[BEGIN Data provided]
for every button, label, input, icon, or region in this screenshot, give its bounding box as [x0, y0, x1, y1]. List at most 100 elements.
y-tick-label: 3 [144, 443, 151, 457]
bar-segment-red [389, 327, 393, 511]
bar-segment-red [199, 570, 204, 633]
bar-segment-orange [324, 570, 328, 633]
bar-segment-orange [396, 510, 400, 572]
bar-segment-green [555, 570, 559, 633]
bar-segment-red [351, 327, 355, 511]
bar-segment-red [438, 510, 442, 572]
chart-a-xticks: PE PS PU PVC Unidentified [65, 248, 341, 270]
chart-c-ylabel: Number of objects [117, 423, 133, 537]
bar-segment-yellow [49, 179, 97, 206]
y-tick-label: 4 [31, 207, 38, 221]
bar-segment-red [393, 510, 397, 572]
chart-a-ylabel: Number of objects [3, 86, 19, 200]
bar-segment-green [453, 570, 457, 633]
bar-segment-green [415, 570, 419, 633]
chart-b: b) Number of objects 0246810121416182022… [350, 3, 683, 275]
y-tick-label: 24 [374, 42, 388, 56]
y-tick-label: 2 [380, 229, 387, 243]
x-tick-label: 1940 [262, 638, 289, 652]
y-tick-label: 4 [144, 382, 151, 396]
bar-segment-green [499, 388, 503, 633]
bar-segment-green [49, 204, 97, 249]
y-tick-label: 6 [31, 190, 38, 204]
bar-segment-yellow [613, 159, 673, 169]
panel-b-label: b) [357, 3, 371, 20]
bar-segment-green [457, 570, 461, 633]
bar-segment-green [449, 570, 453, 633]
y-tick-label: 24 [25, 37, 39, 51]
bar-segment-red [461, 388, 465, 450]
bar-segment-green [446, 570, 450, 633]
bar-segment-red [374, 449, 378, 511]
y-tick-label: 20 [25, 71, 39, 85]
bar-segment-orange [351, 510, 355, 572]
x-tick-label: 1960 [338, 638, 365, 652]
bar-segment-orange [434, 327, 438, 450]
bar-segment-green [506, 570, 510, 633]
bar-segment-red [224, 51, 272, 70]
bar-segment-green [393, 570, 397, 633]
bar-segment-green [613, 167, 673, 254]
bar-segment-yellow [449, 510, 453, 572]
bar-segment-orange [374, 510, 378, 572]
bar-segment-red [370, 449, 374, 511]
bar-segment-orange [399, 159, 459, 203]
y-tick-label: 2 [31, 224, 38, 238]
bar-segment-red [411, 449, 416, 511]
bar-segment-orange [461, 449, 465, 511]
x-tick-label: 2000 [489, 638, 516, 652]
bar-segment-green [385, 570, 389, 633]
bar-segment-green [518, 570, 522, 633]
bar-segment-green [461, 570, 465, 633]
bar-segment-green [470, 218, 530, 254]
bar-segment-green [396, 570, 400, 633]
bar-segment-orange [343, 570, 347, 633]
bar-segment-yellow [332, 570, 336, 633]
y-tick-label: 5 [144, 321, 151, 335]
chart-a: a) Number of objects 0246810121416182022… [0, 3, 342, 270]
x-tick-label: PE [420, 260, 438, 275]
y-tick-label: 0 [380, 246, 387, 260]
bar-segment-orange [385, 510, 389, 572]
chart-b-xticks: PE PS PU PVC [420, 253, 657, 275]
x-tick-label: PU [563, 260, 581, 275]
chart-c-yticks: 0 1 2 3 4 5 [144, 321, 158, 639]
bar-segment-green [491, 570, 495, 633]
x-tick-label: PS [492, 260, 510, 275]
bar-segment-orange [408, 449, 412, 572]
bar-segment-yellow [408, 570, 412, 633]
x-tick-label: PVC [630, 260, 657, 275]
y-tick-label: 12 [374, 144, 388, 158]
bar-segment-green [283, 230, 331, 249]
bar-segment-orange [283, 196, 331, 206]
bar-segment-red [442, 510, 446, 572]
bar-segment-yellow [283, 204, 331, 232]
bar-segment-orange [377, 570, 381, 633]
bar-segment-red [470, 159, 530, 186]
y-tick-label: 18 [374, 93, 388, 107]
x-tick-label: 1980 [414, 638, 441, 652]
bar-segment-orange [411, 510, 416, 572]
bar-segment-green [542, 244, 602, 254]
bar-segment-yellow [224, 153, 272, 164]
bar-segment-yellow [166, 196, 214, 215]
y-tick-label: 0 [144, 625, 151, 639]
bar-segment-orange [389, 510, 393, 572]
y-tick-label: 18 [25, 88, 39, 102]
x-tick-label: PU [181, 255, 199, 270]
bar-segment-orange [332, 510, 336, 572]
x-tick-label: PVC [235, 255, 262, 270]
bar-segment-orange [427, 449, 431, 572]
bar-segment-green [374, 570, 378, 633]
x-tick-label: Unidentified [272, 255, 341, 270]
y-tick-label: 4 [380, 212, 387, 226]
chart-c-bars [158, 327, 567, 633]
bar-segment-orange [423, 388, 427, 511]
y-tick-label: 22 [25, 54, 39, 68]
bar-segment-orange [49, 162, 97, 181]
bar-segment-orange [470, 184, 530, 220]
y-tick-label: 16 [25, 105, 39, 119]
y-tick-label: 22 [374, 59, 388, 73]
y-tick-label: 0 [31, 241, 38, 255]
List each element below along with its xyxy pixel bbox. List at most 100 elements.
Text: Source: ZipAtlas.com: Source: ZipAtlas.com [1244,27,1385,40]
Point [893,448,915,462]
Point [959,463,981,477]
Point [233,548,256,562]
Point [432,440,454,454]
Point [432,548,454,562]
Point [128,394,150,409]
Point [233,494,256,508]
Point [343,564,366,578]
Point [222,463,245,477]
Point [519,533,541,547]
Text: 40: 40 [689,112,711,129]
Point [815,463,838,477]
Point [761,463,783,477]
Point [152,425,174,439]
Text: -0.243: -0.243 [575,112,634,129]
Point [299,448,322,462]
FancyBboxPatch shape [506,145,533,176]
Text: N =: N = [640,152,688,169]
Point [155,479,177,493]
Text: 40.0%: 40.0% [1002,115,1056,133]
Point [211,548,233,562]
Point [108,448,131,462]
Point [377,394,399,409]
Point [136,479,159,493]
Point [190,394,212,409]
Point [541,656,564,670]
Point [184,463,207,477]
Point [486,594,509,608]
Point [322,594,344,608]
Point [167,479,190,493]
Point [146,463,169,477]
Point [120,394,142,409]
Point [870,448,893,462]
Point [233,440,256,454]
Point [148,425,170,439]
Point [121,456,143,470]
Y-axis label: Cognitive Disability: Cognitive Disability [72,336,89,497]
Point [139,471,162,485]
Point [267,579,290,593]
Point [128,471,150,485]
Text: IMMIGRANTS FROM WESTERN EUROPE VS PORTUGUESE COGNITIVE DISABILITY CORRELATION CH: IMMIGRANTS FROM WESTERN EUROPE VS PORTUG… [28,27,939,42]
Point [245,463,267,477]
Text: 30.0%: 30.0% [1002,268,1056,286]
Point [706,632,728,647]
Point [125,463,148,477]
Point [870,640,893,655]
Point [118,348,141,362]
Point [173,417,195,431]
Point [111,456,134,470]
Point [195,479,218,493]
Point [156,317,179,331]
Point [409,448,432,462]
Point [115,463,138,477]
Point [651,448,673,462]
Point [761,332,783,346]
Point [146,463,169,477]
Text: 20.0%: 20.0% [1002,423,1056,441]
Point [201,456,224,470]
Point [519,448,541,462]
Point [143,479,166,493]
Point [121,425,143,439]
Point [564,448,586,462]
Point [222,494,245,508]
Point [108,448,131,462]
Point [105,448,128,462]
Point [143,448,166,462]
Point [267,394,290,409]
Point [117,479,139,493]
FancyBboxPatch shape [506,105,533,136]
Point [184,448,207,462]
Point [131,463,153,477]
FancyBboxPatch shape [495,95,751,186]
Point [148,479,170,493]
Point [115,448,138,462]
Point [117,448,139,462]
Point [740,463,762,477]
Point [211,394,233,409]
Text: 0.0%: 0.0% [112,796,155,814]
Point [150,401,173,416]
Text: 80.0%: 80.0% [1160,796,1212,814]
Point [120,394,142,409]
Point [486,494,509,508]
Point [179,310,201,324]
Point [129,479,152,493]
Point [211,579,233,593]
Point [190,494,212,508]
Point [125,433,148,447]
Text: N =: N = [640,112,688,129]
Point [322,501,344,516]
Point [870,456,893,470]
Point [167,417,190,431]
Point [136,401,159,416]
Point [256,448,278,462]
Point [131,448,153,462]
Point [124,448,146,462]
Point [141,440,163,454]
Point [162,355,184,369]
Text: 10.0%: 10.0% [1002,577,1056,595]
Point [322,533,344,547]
[END Data provided]
- [What you will do]:
From the start of the listing through the line containing "bar-segment-red [461, 388, 465, 450]", swap "y-tick-label" for "y-axis-tick" and leave everything else as it is. Output only that span.

- [Written answer]:
for every button, label, input, icon, or region in this screenshot, give its bounding box as [x0, y0, x1, y1]. List at most 100 elements.
y-axis-tick: 3 [144, 443, 151, 457]
bar-segment-red [389, 327, 393, 511]
bar-segment-red [199, 570, 204, 633]
bar-segment-orange [324, 570, 328, 633]
bar-segment-orange [396, 510, 400, 572]
bar-segment-green [555, 570, 559, 633]
bar-segment-red [351, 327, 355, 511]
bar-segment-red [438, 510, 442, 572]
chart-a-xticks: PE PS PU PVC Unidentified [65, 248, 341, 270]
chart-c-ylabel: Number of objects [117, 423, 133, 537]
bar-segment-yellow [49, 179, 97, 206]
y-axis-tick: 4 [31, 207, 38, 221]
bar-segment-red [393, 510, 397, 572]
chart-a-ylabel: Number of objects [3, 86, 19, 200]
bar-segment-green [453, 570, 457, 633]
bar-segment-green [415, 570, 419, 633]
chart-b: b) Number of objects 0246810121416182022… [350, 3, 683, 275]
y-axis-tick: 24 [374, 42, 388, 56]
y-axis-tick: 2 [380, 229, 387, 243]
x-tick-label: 1940 [262, 638, 289, 652]
y-axis-tick: 4 [144, 382, 151, 396]
bar-segment-green [499, 388, 503, 633]
bar-segment-green [49, 204, 97, 249]
y-axis-tick: 6 [31, 190, 38, 204]
bar-segment-yellow [613, 159, 673, 169]
panel-b-label: b) [357, 3, 371, 20]
bar-segment-green [457, 570, 461, 633]
bar-segment-green [449, 570, 453, 633]
y-axis-tick: 24 [25, 37, 39, 51]
bar-segment-red [461, 388, 465, 450]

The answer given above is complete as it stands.